*Stored data entries:*
┌──

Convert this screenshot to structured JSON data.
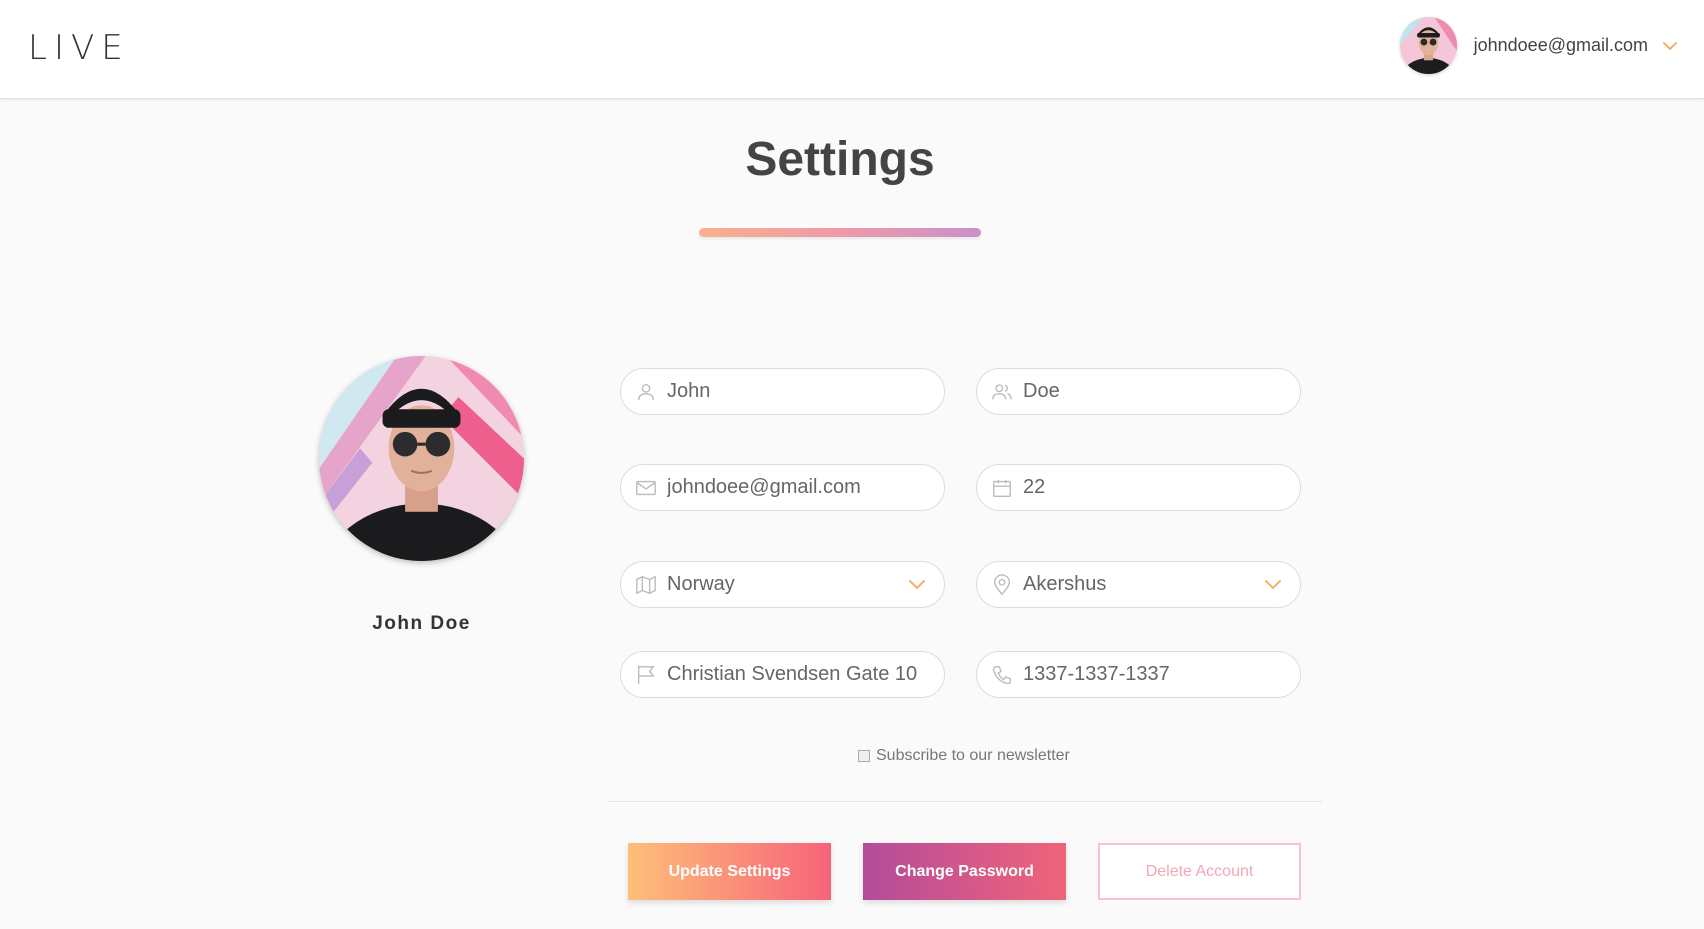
{
  "header": {
    "logo": "LIVE",
    "user_email": "johndoee@gmail.com"
  },
  "page": {
    "title": "Settings"
  },
  "profile": {
    "name": "John Doe"
  },
  "form": {
    "first_name": "John",
    "last_name": "Doe",
    "email": "johndoee@gmail.com",
    "age": "22",
    "country": "Norway",
    "region": "Akershus",
    "address": "Christian Svendsen Gate 10",
    "phone": "1337-1337-1337",
    "newsletter_label": "Subscribe to our newsletter"
  },
  "buttons": {
    "update": "Update Settings",
    "change_password": "Change Password",
    "delete": "Delete Account"
  },
  "colors": {
    "accent_orange": "#fdbf78",
    "accent_pink": "#f7637a",
    "accent_purple": "#b44b9a",
    "chevron": "#f5b16b"
  },
  "icons": {
    "first_name": "user-icon",
    "last_name": "users-icon",
    "email": "mail-icon",
    "age": "calendar-icon",
    "country": "map-icon",
    "region": "location-pin-icon",
    "address": "flag-icon",
    "phone": "phone-icon",
    "dropdown": "chevron-down-icon"
  }
}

└──

*DO THIS:* Do not include the images; transcribe the rest of the listing exactly.

*PROBLEM SOLUTION:*
Convert this screenshot to structured JSON data.
{
  "header": {
    "logo": "LIVE",
    "user_email": "johndoee@gmail.com"
  },
  "page": {
    "title": "Settings"
  },
  "profile": {
    "name": "John Doe"
  },
  "form": {
    "first_name": "John",
    "last_name": "Doe",
    "email": "johndoee@gmail.com",
    "age": "22",
    "country": "Norway",
    "region": "Akershus",
    "address": "Christian Svendsen Gate 10",
    "phone": "1337-1337-1337",
    "newsletter_label": "Subscribe to our newsletter"
  },
  "buttons": {
    "update": "Update Settings",
    "change_password": "Change Password",
    "delete": "Delete Account"
  },
  "colors": {
    "accent_orange": "#fdbf78",
    "accent_pink": "#f7637a",
    "accent_purple": "#b44b9a",
    "chevron": "#f5b16b"
  },
  "icons": {
    "first_name": "user-icon",
    "last_name": "users-icon",
    "email": "mail-icon",
    "age": "calendar-icon",
    "country": "map-icon",
    "region": "location-pin-icon",
    "address": "flag-icon",
    "phone": "phone-icon",
    "dropdown": "chevron-down-icon"
  }
}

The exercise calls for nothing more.